Stated problem: Only the lines from the line containing "Type out the text in this image." through the final line of the entries should be printed, exactly as given, with the pictures left out.

#####

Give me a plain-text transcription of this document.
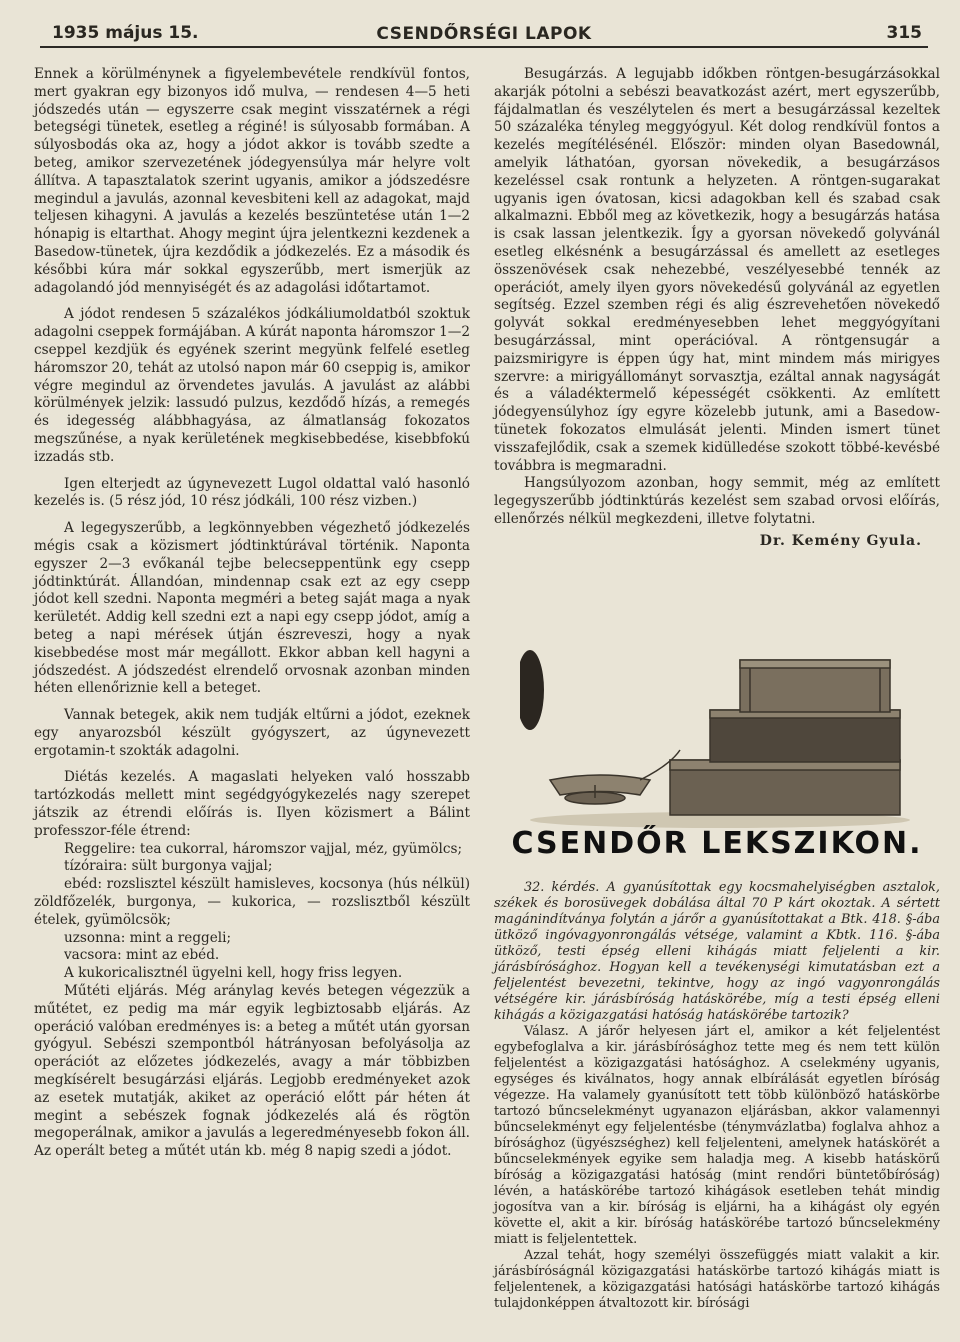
1935 május 15.	CSENDŐRSÉGI LAPOK	315

Ennek a körülménynek a figyelembevétele rendkívül fontos, mert gyakran egy bizonyos idő mulva, — rendesen 4—5 heti jódszedés után — egyszerre csak megint visszatérnek a régi betegségi tünetek, esetleg a réginé! is súlyosabb formában. A súlyosbodás oka az, hogy a jódot akkor is tovább szedte a beteg, amikor szervezetének jódegyensúlya már helyre volt állítva. A tapasztalatok szerint ugyanis, amikor a jódszedésre megindul a javulás, azonnal kevesbiteni kell az adagokat, majd teljesen kihagyni. A javulás a kezelés beszüntetése után 1—2 hónapig is eltarthat. Ahogy megint újra jelentkezni kezdenek a Basedow-tünetek, újra kezdődik a jódkezelés. Ez a második és későbbi kúra már sokkal egyszerűbb, mert ismerjük az adagolandó jód mennyiségét és az adagolási időtartamot.

A jódot rendesen 5 százalékos jódkáliumoldatból szoktuk adagolni cseppek formájában. A kúrát naponta háromszor 1—2 cseppel kezdjük és egyének szerint megyünk felfelé esetleg háromszor 20, tehát az utolsó napon már 60 cseppig is, amikor végre megindul az örvendetes javulás. A javulást az alábbi körülmények jelzik: lassudó pulzus, kezdődő hízás, a remegés és idegesség alábbhagyása, az álmatlanság fokozatos megszűnése, a nyak kerületének megkisebbedése, kisebbfokú izzadás stb.

Igen elterjedt az úgynevezett Lugol oldattal való hasonló kezelés is. (5 rész jód, 10 rész jódkáli, 100 rész vizben.)

A legegyszerűbb, a legkönnyebben végezhető jódkezelés mégis csak a közismert jódtinktúrával történik. Naponta egyszer 2—3 evőkanál tejbe belecseppentünk egy csepp jódtinktúrát. Állandóan, mindennap csak ezt az egy csepp jódot kell szedni. Naponta megméri a beteg saját maga a nyak kerületét. Addig kell szedni ezt a napi egy csepp jódot, amíg a beteg a napi mérések útján észreveszi, hogy a nyak kisebbedése most már megállott. Ekkor abban kell hagyni a jódszedést. A jódszedést elrendelő orvosnak azonban minden héten ellenőriznie kell a beteget.

Vannak betegek, akik nem tudják eltűrni a jódot, ezeknek egy anyarozsból készült gyógyszert, az úgynevezett ergotamin-t szokták adagolni.

Diétás kezelés. A magaslati helyeken való hosszabb tartózkodás mellett mint segédgyógykezelés nagy szerepet játszik az étrendi előírás is. Ilyen közismert a Bálint professzor-féle étrend:

Reggelire: tea cukorral, háromszor vajjal, méz, gyümölcs;

tízóraira: sült burgonya vajjal;

ebéd: rozslisztel készült hamisleves, kocsonya (hús nélkül) zöldfőzelék, burgonya, — kukorica, — rozslisztből készült ételek, gyümölcsök;

uzsonna: mint a reggeli;

vacsora: mint az ebéd.

A kukoricalisztnél ügyelni kell, hogy friss legyen.

Műtéti eljárás. Még aránylag kevés betegen végezzük a műtétet, ez pedig ma már egyik legbiztosabb eljárás. Az operáció valóban eredményes is: a beteg a műtét után gyorsan gyógyul. Sebészi szempontból hátrányosan befolyásolja az operációt az előzetes jódkezelés, avagy a már többizben megkísérelt besugárzási eljárás. Legjobb eredményeket azok az esetek mutatják, akiket az operáció előtt pár héten át megint a sebészek fognak jódkezelés alá és rögtön megoperálnak, amikor a javulás a legeredményesebb fokon áll. Az operált beteg a műtét után kb. még 8 napig szedi a jódot.

Besugárzás. A legujabb időkben röntgen-besugárzásokkal akarják pótolni a sebészi beavatkozást azért, mert egyszerűbb, fájdalmatlan és veszélytelen és mert a besugárzással kezeltek 50 százaléka tényleg meggyógyul. Két dolog rendkívül fontos a kezelés megítélésénél. Először: minden olyan Basedownál, amelyik láthatóan, gyorsan növekedik, a besugárzásos kezeléssel csak rontunk a helyzeten. A röntgen-sugarakat ugyanis igen óvatosan, kicsi adagokban kell és szabad csak alkalmazni. Ebből meg az következik, hogy a besugárzás hatása is csak lassan jelentkezik. Így a gyorsan növekedő golyvánál esetleg elkésnénk a besugárzással és amellett az esetleges összenövések csak nehezebbé, veszélyesebbé tennék az operációt, amely ilyen gyors növekedésű golyvánál az egyetlen segítség. Ezzel szemben régi és alig észrevehetően növekedő golyvát sokkal eredményesebben lehet meggyógyítani besugárzással, mint operációval. A röntgensugár a paizsmirigyre is éppen úgy hat, mint mindem más mirigyes szervre: a mirigyállományt sorvasztja, ezáltal annak nagyságát és a váladéktermelő képességét csökkenti. Az említett jódegyensúlyhoz így egyre közelebb jutunk, ami a Basedow-tünetek fokozatos elmulását jelenti. Minden ismert tünet visszafejlődik, csak a szemek kidülledése szokott többé-kevésbé továbbra is megmaradni.

Hangsúlyozom azonban, hogy semmit, még az említett legegyszerűbb jódtinktúrás kezelést sem szabad orvosi előírás, ellenőrzés nélkül megkezdeni, illetve folytatni.

Dr. Kemény Gyula.
CSENDŐR LEKSZIKON.

32. kérdés. A gyanúsítottak egy kocsmahelyiségben asztalok, székek és borosüvegek dobálása által 70 P kárt okoztak. A sértett magánindítványa folytán a járőr a gyanúsítottakat a Btk. 418. §-ába ütköző ingóvagyonrongálás vétsége, valamint a Kbtk. 116. §-ába ütköző, testi épség elleni kihágás miatt feljelenti a kir. járásbírósághoz. Hogyan kell a tevékenységi kimutatásban ezt a feljelentést bevezetni, tekintve, hogy az ingó vagyonrongálás vétségére kir. járásbíróság hatáskörébe, míg a testi épség elleni kihágás a közigazgatási hatóság hatáskörébe tartozik?

Válasz. A járőr helyesen járt el, amikor a két feljelentést egybefoglalva a kir. járásbírósághoz tette meg és nem tett külön feljelentést a közigazgatási hatósághoz. A cselekmény ugyanis, egységes és kiválnatos, hogy annak elbírálását egyetlen bíróság végezze. Ha valamely gyanúsított tett több különböző hatáskörbe tartozó bűncselekményt ugyanazon eljárásban, akkor valamennyi bűncselekményt egy feljelentésbe (ténymvázlatba) foglalva ahhoz a bírósághoz (ügyészséghez) kell feljelenteni, amelynek hatáskörét a bűncselekmények egyike sem haladja meg. A kisebb hatáskörű bíróság a közigazgatási hatóság (mint rendőri büntetőbíróság) lévén, a hatáskörébe tartozó kihágások esetleben tehát mindig jogosítva van a kir. bíróság is eljárni, ha a kihágást oly egyén követte el, akit a kir. bíróság hatáskörébe tartozó bűncselekmény miatt is feljelentettek.

Azzal tehát, hogy személyi összefüggés miatt valakit a kir. járásbíróságnál közigazgatási hatáskörbe tartozó kihágás miatt is feljelentenek, a közigazgatási hatósági hatáskörbe tartozó kihágás tulajdonképpen átvaltozott kir. bírósági
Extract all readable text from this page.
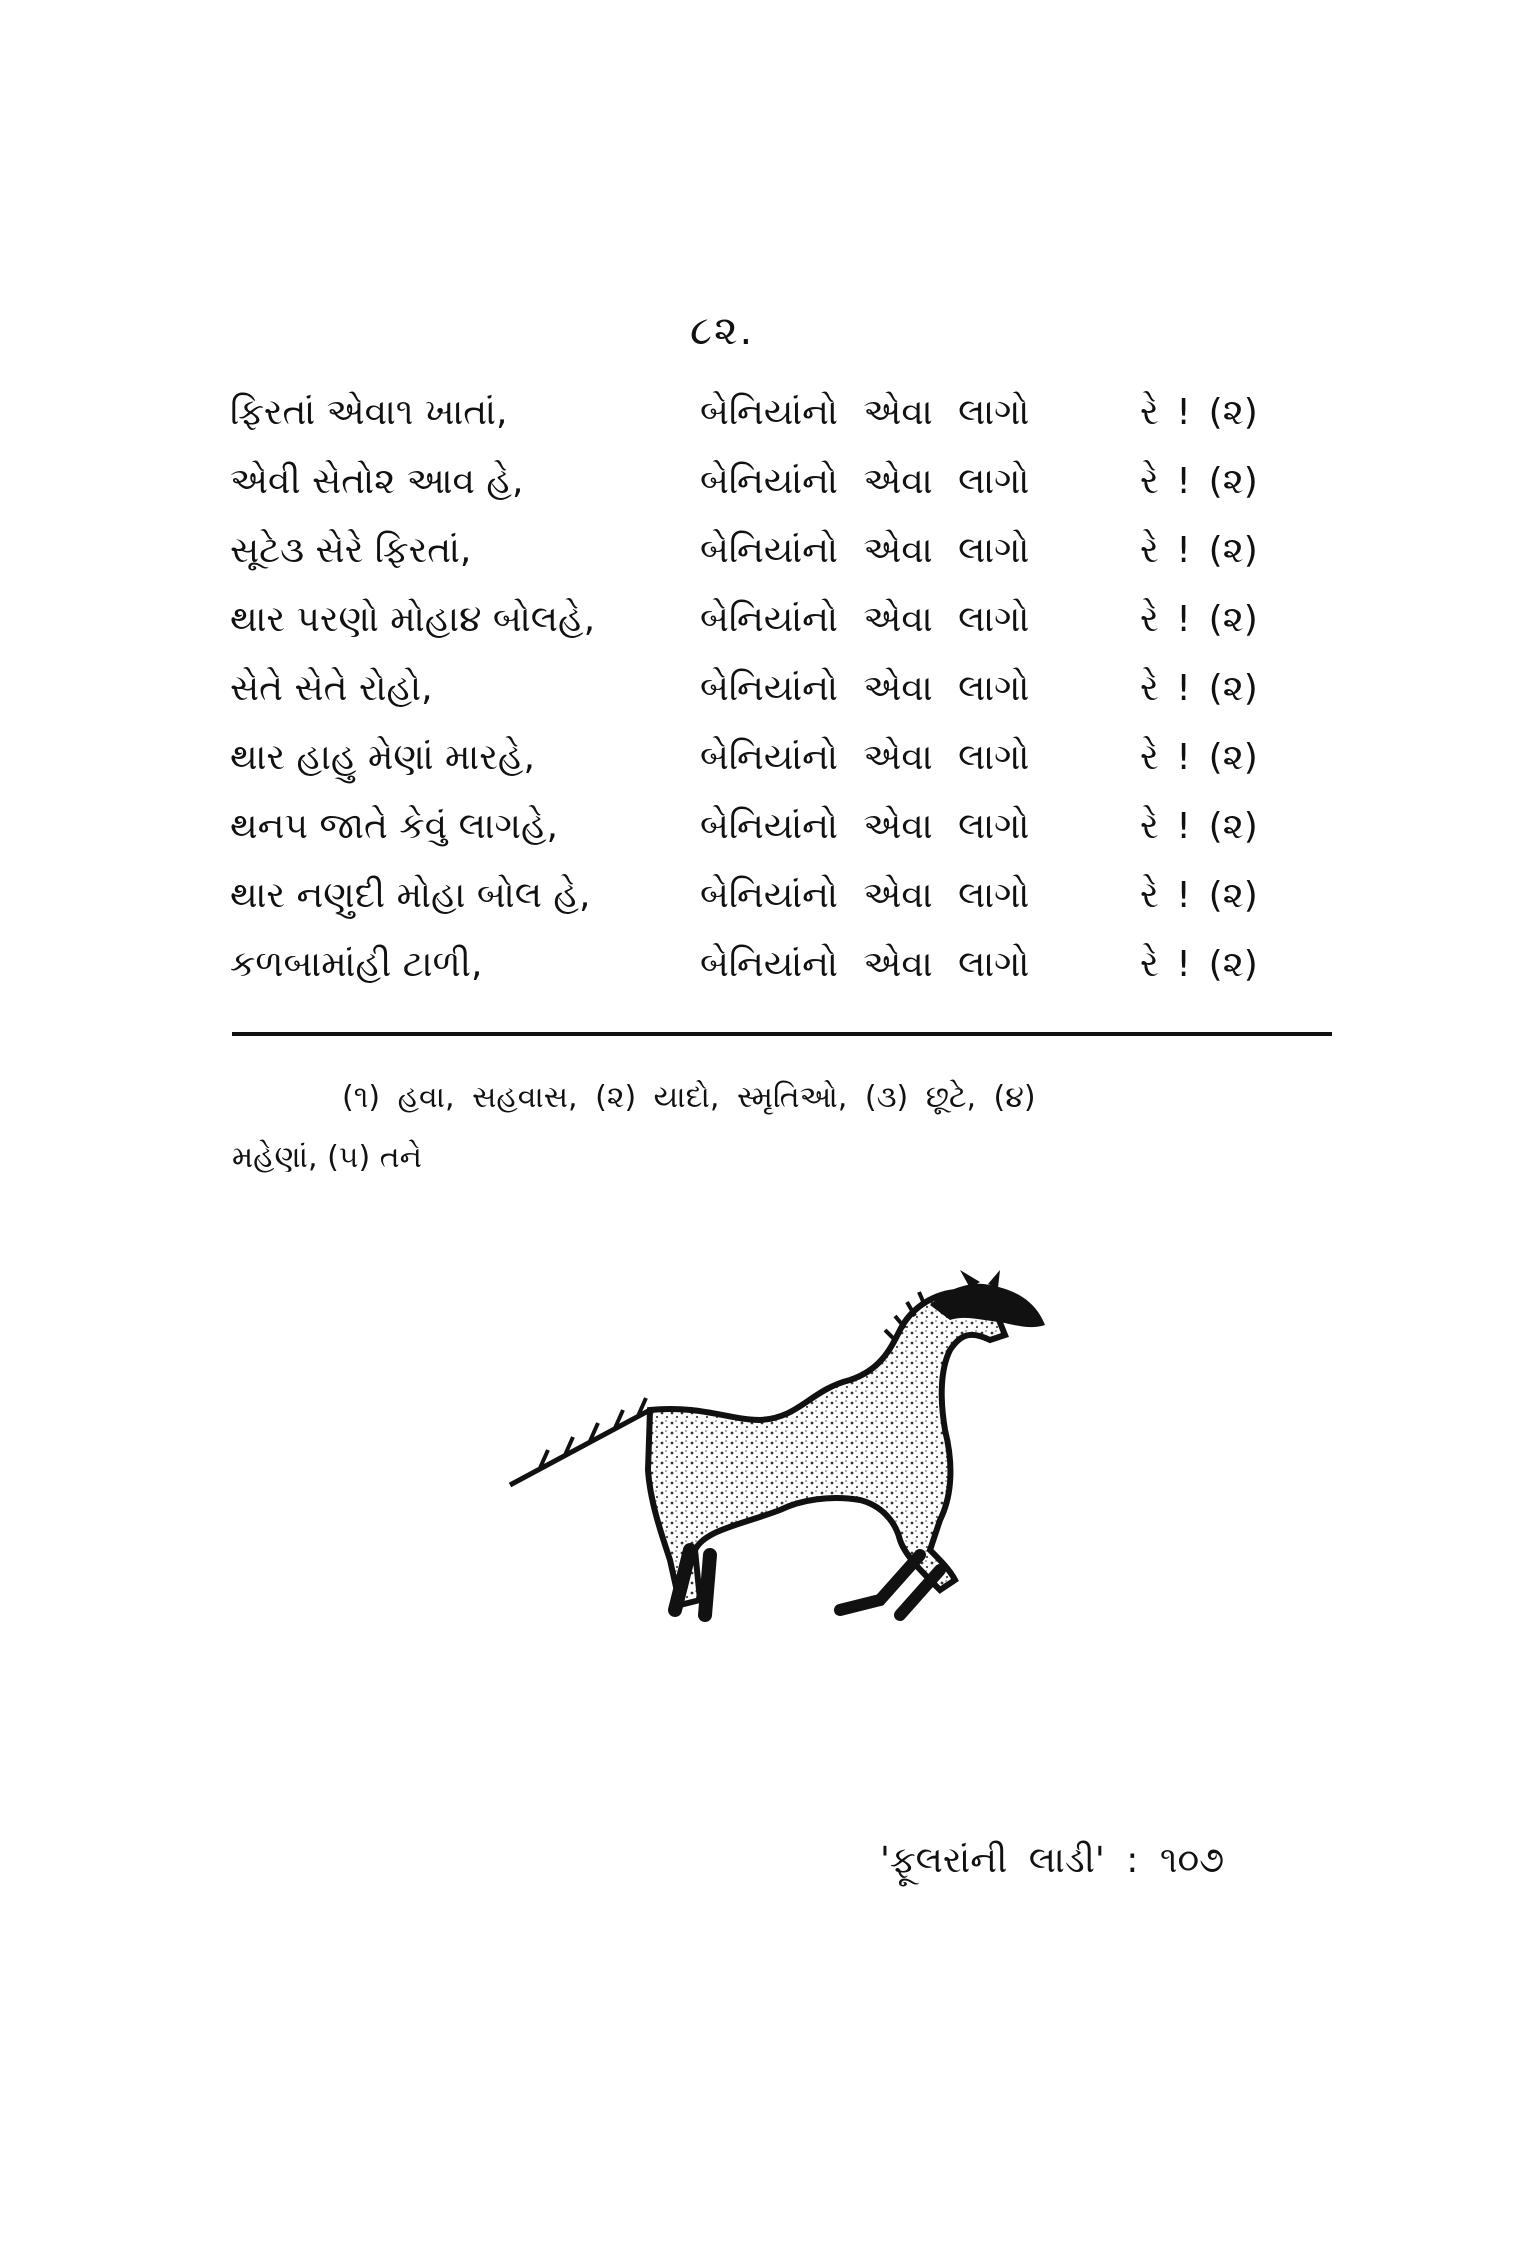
૮૨.
ફિરતાં એવા૧ ખાતાં,	બેનિયાંનો એવા લાગો	રે ! (૨)
એવી સેતો૨ આવ હે,	બેનિયાંનો એવા લાગો	રે ! (૨)
સૂટે૩ સેરે ફિરતાં,	બેનિયાંનો એવા લાગો	રે ! (૨)
થાર પરણો મોહા૪ બોલહે,	બેનિયાંનો એવા લાગો	રે ! (૨)
સેતે સેતે રોહો,	બેનિયાંનો એવા લાગો	રે ! (૨)
થાર હાહુ મેણાં મારહે,	બેનિયાંનો એવા લાગો	રે ! (૨)
થન૫ જાતે કેવું લાગહે,	બેનિયાંનો એવા લાગો	રે ! (૨)
થાર નણુદી મોહા બોલ હે,	બેનિયાંનો એવા લાગો	રે ! (૨)
કળબામાંહી ટાળી,	બેનિયાંનો એવા લાગો	રે ! (૨)
(૧) હવા, સહવાસ, (૨) યાદો, સ્મૃતિઓ, (૩) છૂટે, (૪)
મહેણાં, (૫) તને
'ફૂલરાંની લાડી' : ૧૦૭
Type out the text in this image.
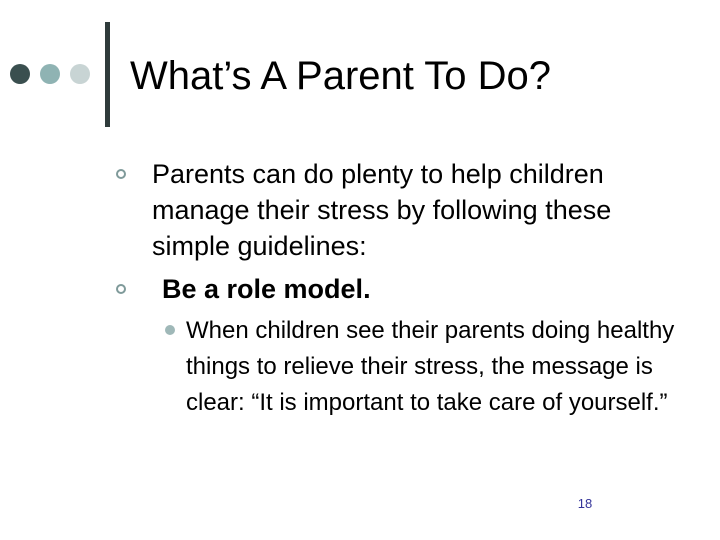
What’s A Parent To Do?
Parents can do plenty to help children manage their stress by following these simple guidelines:
Be a role model.
When children see their parents doing healthy things to relieve their stress, the message is clear: “It is important to take care of yourself.”
18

#####

Problem solution:
Type out the text in this image.
What’s A Parent To Do?
Parents can do plenty to help children manage their stress by following these simple guidelines:
Be a role model.
When children see their parents doing healthy things to relieve their stress, the message is clear: “It is important to take care of yourself.”
18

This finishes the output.